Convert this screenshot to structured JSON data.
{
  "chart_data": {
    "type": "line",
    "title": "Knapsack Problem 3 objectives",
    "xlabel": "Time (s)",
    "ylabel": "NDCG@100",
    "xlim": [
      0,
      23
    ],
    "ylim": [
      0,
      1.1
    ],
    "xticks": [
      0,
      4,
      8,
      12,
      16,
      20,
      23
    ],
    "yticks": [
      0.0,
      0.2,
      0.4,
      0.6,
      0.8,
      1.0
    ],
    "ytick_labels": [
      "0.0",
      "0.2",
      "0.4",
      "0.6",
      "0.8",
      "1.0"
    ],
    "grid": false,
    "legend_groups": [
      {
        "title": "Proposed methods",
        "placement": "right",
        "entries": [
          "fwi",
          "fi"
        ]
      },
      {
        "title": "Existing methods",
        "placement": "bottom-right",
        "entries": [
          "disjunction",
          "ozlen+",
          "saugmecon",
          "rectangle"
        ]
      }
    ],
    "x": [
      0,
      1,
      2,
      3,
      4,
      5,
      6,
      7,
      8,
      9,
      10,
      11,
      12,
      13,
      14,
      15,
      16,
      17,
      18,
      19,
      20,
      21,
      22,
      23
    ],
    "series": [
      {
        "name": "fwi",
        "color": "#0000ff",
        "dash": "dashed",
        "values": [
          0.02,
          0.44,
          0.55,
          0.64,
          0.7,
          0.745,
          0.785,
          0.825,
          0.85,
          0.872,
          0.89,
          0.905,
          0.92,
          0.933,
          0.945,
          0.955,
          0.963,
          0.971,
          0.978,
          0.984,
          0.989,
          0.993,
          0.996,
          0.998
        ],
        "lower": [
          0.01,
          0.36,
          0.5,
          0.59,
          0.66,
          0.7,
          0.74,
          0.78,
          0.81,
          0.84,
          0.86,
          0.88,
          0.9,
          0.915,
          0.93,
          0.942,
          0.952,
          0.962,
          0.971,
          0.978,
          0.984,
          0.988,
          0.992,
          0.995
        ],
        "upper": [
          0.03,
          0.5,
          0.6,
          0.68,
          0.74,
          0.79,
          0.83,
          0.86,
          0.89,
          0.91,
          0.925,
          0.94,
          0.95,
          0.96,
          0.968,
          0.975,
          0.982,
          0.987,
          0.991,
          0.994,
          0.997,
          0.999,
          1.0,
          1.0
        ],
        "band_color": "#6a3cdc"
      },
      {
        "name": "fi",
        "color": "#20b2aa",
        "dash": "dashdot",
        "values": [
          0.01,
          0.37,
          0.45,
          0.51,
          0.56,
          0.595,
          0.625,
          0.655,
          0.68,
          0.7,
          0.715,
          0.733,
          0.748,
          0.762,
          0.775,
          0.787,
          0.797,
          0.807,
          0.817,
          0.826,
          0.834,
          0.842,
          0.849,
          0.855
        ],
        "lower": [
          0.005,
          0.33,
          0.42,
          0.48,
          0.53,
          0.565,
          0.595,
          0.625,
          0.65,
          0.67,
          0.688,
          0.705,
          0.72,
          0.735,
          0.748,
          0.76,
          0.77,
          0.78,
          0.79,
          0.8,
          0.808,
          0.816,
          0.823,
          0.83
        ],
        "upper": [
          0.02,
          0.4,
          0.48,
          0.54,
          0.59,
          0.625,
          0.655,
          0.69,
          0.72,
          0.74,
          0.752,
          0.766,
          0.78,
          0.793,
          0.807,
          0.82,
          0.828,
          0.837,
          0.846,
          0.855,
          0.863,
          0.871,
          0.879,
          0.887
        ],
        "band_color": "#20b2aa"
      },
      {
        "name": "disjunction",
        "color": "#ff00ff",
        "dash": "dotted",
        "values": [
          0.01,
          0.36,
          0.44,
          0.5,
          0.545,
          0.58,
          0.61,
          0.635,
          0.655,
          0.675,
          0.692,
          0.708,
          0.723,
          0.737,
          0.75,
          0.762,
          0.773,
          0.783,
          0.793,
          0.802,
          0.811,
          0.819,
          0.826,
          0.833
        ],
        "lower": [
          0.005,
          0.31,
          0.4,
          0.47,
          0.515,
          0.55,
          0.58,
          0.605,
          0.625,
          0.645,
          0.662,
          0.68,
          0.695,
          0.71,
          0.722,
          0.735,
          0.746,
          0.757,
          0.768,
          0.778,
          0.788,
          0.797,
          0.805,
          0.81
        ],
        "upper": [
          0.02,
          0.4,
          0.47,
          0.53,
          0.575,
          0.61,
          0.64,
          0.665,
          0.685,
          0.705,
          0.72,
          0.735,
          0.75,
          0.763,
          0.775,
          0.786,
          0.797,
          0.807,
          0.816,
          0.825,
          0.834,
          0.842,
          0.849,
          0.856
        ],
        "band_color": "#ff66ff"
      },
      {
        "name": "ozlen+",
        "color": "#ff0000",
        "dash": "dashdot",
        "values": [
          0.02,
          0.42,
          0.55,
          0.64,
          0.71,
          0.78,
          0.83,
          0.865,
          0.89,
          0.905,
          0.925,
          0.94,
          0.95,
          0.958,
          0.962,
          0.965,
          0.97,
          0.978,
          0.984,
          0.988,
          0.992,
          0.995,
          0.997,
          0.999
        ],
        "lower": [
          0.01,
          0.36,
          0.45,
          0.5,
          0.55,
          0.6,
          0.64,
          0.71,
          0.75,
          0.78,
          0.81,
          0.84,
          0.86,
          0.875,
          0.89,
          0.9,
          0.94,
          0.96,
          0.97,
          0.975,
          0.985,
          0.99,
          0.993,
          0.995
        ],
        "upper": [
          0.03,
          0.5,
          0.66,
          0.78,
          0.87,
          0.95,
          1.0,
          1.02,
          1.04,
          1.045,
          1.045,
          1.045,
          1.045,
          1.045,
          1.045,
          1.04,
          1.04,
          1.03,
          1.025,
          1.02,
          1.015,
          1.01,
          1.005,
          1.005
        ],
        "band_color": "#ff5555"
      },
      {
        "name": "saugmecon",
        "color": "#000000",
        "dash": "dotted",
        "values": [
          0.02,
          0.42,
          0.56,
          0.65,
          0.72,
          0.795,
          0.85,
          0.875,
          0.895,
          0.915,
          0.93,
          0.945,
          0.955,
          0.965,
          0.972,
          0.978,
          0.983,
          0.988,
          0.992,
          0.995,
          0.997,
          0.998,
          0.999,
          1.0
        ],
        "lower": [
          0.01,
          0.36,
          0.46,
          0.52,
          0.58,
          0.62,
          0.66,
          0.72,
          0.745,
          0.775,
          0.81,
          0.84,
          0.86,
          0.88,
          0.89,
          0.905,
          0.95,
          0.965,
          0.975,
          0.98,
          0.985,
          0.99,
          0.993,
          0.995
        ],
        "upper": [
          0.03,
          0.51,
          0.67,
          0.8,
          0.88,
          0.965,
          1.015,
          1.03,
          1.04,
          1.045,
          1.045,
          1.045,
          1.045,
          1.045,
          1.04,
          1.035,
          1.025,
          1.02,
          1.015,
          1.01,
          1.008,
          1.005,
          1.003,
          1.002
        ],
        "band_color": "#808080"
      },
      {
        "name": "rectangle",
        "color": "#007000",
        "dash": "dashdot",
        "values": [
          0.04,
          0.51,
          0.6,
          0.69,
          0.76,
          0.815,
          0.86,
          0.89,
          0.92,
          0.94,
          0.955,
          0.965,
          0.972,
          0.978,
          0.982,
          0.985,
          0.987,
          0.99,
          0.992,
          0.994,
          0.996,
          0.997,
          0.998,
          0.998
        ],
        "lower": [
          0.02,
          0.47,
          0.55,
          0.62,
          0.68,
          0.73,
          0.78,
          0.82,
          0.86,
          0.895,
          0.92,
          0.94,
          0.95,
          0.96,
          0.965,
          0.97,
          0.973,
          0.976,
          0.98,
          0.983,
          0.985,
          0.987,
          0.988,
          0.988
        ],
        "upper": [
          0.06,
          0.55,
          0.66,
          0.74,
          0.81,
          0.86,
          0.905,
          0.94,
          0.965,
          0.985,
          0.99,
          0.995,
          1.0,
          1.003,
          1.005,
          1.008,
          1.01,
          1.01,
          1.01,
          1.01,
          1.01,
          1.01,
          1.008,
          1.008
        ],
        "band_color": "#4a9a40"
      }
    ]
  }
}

--

- [Job]:
Out of the material above, gather each line where "placement" appears.

- [Exercise result]:
        "placement": "right",
        "placement": "bottom-right",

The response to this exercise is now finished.